(Recorded data)
-- begin --

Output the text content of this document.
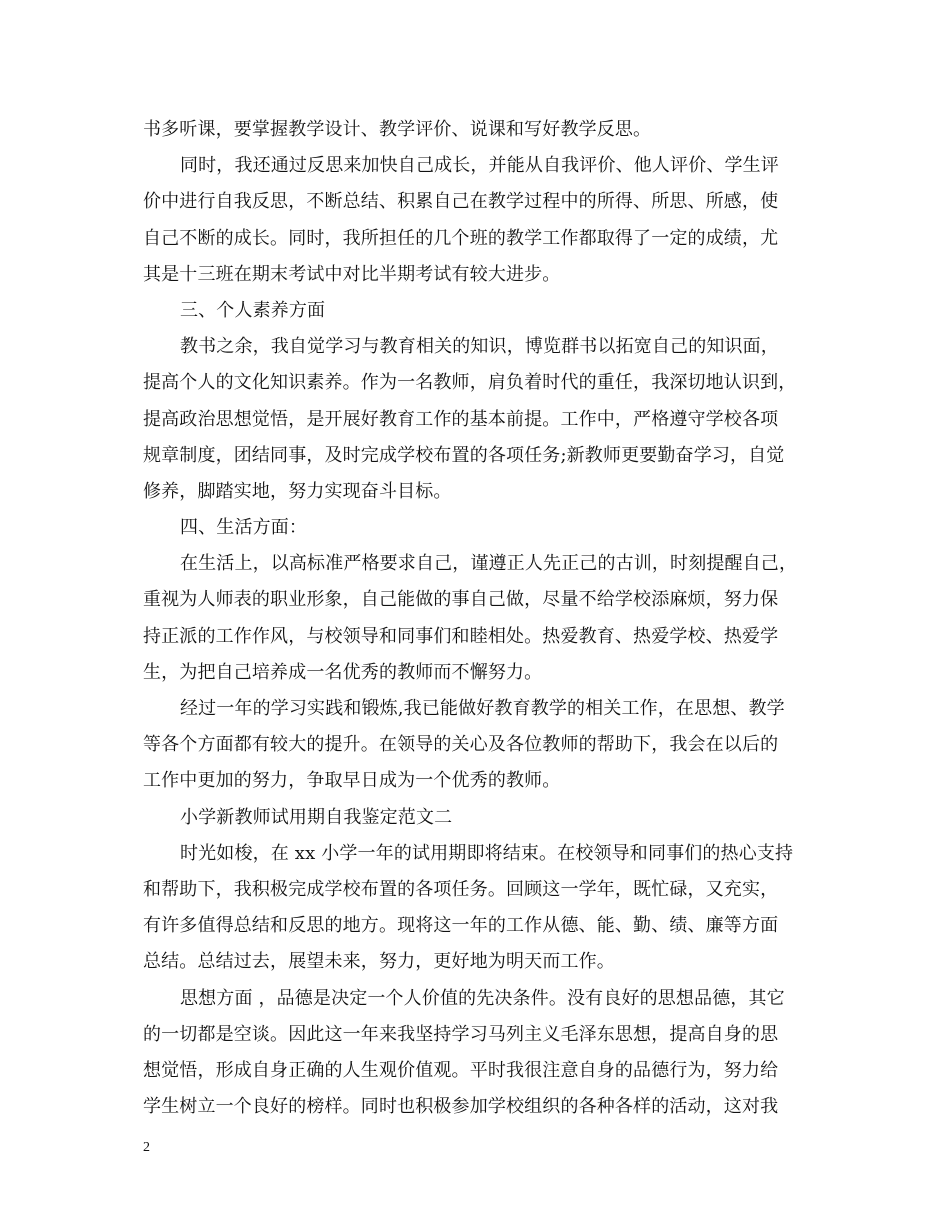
书多听课，要掌握教学设计、教学评价、说课和写好教学反思。
同时，我还通过反思来加快自己成长，并能从自我评价、他人评价、学生评
价中进行自我反思，不断总结、积累自己在教学过程中的所得、所思、所感，使
自己不断的成长。同时，我所担任的几个班的教学工作都取得了一定的成绩，尤
其是十三班在期末考试中对比半期考试有较大进步。
三、个人素养方面
教书之余，我自觉学习与教育相关的知识，博览群书以拓宽自己的知识面，
提高个人的文化知识素养。作为一名教师，肩负着时代的重任，我深切地认识到，
提高政治思想觉悟，是开展好教育工作的基本前提。工作中，严格遵守学校各项
规章制度，团结同事，及时完成学校布置的各项任务;新教师更要勤奋学习，自觉
修养，脚踏实地，努力实现奋斗目标。
四、生活方面：
在生活上，以高标准严格要求自己，谨遵正人先正己的古训，时刻提醒自己，
重视为人师表的职业形象，自己能做的事自己做，尽量不给学校添麻烦，努力保
持正派的工作作风，与校领导和同事们和睦相处。热爱教育、热爱学校、热爱学
生，为把自己培养成一名优秀的教师而不懈努力。
经过一年的学习实践和锻炼,我已能做好教育教学的相关工作，在思想、教学
等各个方面都有较大的提升。在领导的关心及各位教师的帮助下，我会在以后的
工作中更加的努力，争取早日成为一个优秀的教师。
小学新教师试用期自我鉴定范文二
时光如梭，在 xx 小学一年的试用期即将结束。在校领导和同事们的热心支持
和帮助下，我积极完成学校布置的各项任务。回顾这一学年，既忙碌，又充实，
有许多值得总结和反思的地方。现将这一年的工作从德、能、勤、绩、廉等方面
总结。总结过去，展望未来，努力，更好地为明天而工作。
思想方面 ，品德是决定一个人价值的先决条件。没有良好的思想品德，其它
的一切都是空谈。因此这一年来我坚持学习马列主义毛泽东思想，提高自身的思
想觉悟，形成自身正确的人生观价值观。平时我很注意自身的品德行为，努力给
学生树立一个良好的榜样。同时也积极参加学校组织的各种各样的活动，这对我
2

-- end --

WHAT YOU WILL DO
All of the material above needs to be restated exactly, with no pictures.

TASK SOLUTION
Output the text content of this document.
书多听课，要掌握教学设计、教学评价、说课和写好教学反思。
同时，我还通过反思来加快自己成长，并能从自我评价、他人评价、学生评
价中进行自我反思，不断总结、积累自己在教学过程中的所得、所思、所感，使
自己不断的成长。同时，我所担任的几个班的教学工作都取得了一定的成绩，尤
其是十三班在期末考试中对比半期考试有较大进步。
三、个人素养方面
教书之余，我自觉学习与教育相关的知识，博览群书以拓宽自己的知识面，
提高个人的文化知识素养。作为一名教师，肩负着时代的重任，我深切地认识到，
提高政治思想觉悟，是开展好教育工作的基本前提。工作中，严格遵守学校各项
规章制度，团结同事，及时完成学校布置的各项任务;新教师更要勤奋学习，自觉
修养，脚踏实地，努力实现奋斗目标。
四、生活方面：
在生活上，以高标准严格要求自己，谨遵正人先正己的古训，时刻提醒自己，
重视为人师表的职业形象，自己能做的事自己做，尽量不给学校添麻烦，努力保
持正派的工作作风，与校领导和同事们和睦相处。热爱教育、热爱学校、热爱学
生，为把自己培养成一名优秀的教师而不懈努力。
经过一年的学习实践和锻炼,我已能做好教育教学的相关工作，在思想、教学
等各个方面都有较大的提升。在领导的关心及各位教师的帮助下，我会在以后的
工作中更加的努力，争取早日成为一个优秀的教师。
小学新教师试用期自我鉴定范文二
时光如梭，在 xx 小学一年的试用期即将结束。在校领导和同事们的热心支持
和帮助下，我积极完成学校布置的各项任务。回顾这一学年，既忙碌，又充实，
有许多值得总结和反思的地方。现将这一年的工作从德、能、勤、绩、廉等方面
总结。总结过去，展望未来，努力，更好地为明天而工作。
思想方面 ，品德是决定一个人价值的先决条件。没有良好的思想品德，其它
的一切都是空谈。因此这一年来我坚持学习马列主义毛泽东思想，提高自身的思
想觉悟，形成自身正确的人生观价值观。平时我很注意自身的品德行为，努力给
学生树立一个良好的榜样。同时也积极参加学校组织的各种各样的活动，这对我
2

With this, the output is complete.